Required action 1
According to the passage on changes in new-car buying, how many chips power the systems in nearly every vehicle made?
Required action 2
Extend the passage on changes in new-car buying, picking up after its final sentence.

The Way We Buy New Cars is Changing

The Way We Buy New Cars is Changing

More automakers are expanding pre-and custom ordering to most, if not all, of their models. How are Chevy dealers adapting to the change?

It’s Not (Entirely) COVID-19’s Fault

There isn’t an industry that wasn’t impacted by the COVID-19 global pandemic, and the automobile sector was hit especially hard. Even though manufacturers are restarting production across their lineups, the semiconductor shortage still looms large. This continues to force automakers to make tough choices about what models to produce and what features to discontinue.

One solution is embracing a pre-ordering model. Of course, going to your Chevy dealer and custom ordering a car is hardly new. In many countries, open commercially-zoned land is scarce, and there aren’t sprawling dealer lots as you find in the United States. But even Stateside, custom ordering has been a popular option for rare special edition models and performance coupes like the Camaro and Corvette.

Automakers realized that inviting customers to pre-order is also an effective way to gauge interest in new models—particularly upcoming electric and hybrid vehicles.

Expanding pre-ordering to the entire lineup allows manufacturers to ration their precious parts—like computer chips—by including them in trucks, SUVs, and cars that have already sold. With upwards of 100 chips powering dozens of systems in nearly every vehicle made, pre-ordering is a far more cost-efficient way to distribute them.

American Buyers are Willing to Wait to Get a Great Deal

Granted, in some cases (new models debuting that aren’t yet in production), the buyer doesn’t have much choice but to wait. But let’s face it: when the world went into lockdown, most of us were stuck at home for weeks at a time. With no place to go, buyers could wait for their new car to get built.

(Records in a dataset)
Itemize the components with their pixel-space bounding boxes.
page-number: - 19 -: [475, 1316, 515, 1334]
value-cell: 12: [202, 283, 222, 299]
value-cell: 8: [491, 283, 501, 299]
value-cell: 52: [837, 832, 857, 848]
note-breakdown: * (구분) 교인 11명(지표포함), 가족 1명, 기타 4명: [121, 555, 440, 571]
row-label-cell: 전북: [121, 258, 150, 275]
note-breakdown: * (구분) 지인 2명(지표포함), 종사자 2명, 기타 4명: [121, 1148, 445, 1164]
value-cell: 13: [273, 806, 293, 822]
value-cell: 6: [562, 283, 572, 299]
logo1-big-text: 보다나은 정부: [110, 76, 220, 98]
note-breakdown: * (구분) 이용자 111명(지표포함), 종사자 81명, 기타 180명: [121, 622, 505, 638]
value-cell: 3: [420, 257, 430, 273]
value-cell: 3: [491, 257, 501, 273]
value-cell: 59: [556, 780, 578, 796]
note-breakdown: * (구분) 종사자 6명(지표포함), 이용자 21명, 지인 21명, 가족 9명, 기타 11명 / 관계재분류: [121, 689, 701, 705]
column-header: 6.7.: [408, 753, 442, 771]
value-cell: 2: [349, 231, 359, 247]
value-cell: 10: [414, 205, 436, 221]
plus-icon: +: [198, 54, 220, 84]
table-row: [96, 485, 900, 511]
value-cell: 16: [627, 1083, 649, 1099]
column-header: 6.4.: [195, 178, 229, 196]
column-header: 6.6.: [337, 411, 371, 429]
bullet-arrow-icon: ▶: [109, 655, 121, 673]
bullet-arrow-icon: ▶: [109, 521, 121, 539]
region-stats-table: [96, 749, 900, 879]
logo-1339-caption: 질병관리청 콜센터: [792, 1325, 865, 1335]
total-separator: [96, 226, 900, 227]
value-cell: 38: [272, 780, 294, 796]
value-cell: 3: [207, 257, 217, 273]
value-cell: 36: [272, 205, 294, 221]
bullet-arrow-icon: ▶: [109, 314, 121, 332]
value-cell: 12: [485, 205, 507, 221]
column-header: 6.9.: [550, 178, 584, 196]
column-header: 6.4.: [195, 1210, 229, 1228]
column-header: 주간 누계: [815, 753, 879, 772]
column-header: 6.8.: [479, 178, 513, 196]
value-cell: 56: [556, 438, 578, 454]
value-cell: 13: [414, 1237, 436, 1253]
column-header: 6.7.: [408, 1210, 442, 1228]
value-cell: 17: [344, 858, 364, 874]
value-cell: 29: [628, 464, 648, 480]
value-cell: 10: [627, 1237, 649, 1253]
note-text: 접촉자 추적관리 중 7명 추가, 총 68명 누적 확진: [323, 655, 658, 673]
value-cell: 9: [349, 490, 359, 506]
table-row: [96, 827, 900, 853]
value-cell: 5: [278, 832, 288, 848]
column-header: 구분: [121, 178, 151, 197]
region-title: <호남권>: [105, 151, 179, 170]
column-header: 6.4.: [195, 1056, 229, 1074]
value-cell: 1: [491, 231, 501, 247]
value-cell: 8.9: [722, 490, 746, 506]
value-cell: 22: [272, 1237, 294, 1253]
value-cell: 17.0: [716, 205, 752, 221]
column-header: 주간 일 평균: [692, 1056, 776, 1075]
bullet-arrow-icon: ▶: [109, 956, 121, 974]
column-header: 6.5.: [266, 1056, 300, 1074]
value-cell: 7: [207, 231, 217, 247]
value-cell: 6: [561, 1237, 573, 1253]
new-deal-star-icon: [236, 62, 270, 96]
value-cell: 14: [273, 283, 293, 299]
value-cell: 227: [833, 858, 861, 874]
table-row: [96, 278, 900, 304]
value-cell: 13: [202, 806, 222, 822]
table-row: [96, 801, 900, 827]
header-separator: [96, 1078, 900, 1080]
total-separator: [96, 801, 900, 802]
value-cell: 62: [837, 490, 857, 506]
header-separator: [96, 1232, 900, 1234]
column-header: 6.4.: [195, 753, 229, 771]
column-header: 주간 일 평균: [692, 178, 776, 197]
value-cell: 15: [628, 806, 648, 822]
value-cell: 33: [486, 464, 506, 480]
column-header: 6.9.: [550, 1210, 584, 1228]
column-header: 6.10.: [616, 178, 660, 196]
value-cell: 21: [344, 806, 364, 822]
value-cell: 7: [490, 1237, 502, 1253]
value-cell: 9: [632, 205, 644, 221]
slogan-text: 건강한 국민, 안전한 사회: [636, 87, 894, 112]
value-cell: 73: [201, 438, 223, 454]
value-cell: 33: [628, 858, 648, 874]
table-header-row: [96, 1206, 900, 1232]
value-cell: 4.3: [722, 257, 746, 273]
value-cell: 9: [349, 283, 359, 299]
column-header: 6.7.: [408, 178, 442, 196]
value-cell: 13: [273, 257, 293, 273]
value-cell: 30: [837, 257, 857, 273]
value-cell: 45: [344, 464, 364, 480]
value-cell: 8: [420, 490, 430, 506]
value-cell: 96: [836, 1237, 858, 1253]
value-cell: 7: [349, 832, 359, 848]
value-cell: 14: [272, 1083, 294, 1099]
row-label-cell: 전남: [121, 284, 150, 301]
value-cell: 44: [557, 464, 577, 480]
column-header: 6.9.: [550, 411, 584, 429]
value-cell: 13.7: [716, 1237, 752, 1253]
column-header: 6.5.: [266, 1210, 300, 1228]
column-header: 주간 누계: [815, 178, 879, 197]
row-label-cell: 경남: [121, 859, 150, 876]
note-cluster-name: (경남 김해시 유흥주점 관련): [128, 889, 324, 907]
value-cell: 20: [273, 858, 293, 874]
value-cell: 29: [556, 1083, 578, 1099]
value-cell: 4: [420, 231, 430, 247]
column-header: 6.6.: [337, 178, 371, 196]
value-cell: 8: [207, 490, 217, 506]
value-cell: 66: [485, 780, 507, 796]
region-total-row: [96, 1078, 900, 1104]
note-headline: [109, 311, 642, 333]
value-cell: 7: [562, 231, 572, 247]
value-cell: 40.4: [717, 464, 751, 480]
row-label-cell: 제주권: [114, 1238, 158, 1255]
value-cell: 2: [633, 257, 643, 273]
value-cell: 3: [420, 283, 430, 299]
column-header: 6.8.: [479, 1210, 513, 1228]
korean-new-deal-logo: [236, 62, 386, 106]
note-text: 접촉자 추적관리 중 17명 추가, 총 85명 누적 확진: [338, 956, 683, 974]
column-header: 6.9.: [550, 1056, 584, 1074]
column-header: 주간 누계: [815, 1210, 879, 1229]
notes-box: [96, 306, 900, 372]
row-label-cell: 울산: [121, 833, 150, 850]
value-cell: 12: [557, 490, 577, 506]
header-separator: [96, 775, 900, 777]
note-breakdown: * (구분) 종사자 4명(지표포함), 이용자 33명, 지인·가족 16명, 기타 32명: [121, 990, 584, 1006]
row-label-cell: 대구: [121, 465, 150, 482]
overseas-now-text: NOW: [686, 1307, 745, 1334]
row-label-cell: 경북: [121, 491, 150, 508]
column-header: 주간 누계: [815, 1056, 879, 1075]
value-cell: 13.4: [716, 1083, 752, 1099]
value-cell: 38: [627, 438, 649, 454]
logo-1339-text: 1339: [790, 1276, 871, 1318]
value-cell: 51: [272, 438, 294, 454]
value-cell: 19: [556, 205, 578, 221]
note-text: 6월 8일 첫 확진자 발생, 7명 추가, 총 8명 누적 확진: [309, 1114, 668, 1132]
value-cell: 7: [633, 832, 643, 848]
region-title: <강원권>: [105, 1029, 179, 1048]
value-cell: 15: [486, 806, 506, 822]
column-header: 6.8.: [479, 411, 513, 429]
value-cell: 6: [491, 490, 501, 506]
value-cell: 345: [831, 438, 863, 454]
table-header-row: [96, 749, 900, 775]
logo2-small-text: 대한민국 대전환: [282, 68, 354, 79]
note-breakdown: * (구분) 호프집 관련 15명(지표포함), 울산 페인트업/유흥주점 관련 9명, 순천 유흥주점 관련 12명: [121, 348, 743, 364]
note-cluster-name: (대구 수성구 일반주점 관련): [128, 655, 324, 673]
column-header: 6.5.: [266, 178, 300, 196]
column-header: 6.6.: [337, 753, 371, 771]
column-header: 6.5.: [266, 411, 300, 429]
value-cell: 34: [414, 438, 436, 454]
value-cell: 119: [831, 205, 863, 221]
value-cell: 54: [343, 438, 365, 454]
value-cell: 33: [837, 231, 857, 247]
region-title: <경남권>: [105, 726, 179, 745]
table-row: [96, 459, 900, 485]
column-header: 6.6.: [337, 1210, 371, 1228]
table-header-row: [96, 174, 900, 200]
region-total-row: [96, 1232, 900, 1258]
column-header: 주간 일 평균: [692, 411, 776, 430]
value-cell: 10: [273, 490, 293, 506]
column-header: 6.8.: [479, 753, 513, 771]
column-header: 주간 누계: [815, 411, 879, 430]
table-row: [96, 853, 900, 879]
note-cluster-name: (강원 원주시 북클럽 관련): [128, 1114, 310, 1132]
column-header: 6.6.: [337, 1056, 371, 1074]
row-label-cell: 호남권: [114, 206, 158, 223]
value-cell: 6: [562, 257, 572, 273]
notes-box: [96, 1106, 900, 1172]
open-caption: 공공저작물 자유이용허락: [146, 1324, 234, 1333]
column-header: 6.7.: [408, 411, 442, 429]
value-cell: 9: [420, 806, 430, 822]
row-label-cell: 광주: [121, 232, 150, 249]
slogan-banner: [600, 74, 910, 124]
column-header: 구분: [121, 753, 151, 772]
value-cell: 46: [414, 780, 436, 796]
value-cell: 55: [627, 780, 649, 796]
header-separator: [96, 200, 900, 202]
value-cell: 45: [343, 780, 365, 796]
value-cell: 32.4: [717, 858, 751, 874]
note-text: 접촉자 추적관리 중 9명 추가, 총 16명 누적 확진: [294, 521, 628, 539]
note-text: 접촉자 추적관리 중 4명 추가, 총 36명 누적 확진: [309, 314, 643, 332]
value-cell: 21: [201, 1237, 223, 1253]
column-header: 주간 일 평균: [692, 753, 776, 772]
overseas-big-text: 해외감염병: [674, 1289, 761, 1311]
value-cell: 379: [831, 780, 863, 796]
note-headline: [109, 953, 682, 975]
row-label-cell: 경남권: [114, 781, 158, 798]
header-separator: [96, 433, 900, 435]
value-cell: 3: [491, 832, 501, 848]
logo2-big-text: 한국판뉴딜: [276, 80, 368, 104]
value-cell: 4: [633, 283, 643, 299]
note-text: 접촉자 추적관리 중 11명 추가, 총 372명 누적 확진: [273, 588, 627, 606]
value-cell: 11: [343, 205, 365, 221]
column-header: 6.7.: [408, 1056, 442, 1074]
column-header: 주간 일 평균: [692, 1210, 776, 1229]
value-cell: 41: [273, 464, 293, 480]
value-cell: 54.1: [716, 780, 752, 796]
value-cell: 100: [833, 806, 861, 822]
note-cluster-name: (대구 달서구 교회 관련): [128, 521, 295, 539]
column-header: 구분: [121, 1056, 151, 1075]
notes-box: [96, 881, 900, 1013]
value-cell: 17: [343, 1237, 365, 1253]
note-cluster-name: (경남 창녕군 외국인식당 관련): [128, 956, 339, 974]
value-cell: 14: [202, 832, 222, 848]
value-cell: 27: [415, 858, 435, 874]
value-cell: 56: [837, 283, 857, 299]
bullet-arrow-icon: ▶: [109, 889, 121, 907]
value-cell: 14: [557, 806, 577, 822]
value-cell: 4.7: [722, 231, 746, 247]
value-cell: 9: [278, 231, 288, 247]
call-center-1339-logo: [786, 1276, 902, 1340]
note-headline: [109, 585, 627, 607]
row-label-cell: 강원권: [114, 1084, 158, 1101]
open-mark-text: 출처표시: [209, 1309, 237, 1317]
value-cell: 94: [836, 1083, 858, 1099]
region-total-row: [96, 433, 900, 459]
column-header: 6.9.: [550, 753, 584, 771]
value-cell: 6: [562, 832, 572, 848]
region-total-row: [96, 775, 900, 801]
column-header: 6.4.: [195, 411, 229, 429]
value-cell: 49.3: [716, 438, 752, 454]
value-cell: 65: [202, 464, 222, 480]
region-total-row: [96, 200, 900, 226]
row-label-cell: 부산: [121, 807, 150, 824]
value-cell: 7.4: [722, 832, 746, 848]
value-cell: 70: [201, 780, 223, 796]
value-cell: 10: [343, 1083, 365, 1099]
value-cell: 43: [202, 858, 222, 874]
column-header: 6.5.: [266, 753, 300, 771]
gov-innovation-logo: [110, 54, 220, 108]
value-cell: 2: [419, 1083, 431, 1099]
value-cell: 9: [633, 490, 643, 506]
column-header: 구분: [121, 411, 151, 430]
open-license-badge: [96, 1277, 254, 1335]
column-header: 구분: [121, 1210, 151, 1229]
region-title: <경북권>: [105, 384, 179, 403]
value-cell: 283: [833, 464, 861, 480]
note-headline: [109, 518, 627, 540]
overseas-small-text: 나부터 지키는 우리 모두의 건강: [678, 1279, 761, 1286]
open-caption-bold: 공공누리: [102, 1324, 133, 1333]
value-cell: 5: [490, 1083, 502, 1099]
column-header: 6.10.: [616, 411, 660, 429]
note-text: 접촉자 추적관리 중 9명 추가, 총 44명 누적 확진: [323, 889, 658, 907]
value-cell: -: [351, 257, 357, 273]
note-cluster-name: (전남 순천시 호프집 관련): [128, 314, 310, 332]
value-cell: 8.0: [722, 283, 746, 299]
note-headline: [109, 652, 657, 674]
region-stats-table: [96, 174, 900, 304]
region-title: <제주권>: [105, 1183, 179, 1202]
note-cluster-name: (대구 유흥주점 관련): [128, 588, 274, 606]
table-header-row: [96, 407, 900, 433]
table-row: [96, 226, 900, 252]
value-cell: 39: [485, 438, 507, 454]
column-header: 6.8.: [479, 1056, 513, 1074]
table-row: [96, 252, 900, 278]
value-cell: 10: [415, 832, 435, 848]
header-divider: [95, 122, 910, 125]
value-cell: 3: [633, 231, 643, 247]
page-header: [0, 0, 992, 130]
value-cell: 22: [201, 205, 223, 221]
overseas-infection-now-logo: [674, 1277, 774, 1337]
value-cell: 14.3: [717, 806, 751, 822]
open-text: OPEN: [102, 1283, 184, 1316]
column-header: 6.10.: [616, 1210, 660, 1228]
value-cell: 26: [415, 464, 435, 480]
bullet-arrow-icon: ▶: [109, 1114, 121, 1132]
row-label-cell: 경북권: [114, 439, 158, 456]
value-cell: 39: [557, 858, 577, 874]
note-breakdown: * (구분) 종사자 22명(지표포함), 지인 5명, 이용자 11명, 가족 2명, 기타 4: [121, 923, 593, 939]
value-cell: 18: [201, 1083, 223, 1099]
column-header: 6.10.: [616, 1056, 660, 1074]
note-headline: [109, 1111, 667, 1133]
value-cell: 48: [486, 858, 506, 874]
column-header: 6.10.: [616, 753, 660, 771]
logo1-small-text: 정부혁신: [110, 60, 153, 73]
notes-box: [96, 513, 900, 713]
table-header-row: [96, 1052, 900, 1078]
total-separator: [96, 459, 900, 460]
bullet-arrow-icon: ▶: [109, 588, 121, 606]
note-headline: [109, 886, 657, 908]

Exercise result 1
Upwards of 100 chips.

Exercise result 2
And even in a nation that goes all-in on fast food and fast fashion, getting a truck or SUV with the exact features they want is proving more attractive to auto buyers. Custom ordering delivers the most bang for their buck. And what American doesn’t love getting a great deal?

How Do Dealerships Benefit From Pre-Ordering?

There aren’t many car dealership managers who like the aesthetic of a sparse inventory on a large lot. Though one might expect some resistance to a model that puts individual customer orders ahead of dealership stock, many auto dealers are leaning into pre-ordering.

Instead of taking a gamble on which models and which package options will be popular with buyers in their area, managers can save money by ordering a smaller number of vehicles and negotiating custom orders with buyers. With fewer vehicles to keep track of and insure, dealerships stand to save thousands every year.

But what about the “empty” lots? Dealerships can take advantage of the skyrocketing demand for used and certified pre-owned vehicles and expand their selection.

Time to Embrace a Modern Sales Model

For car shoppers who know what they want, the trend toward custom orders is a wish come true. And the early indications are that it’s a more cost-efficient way for manufacturers and dealerships to sell vehicles. Mass production served the industry well for over a century. Now is a great time to embrace a more modern sales model.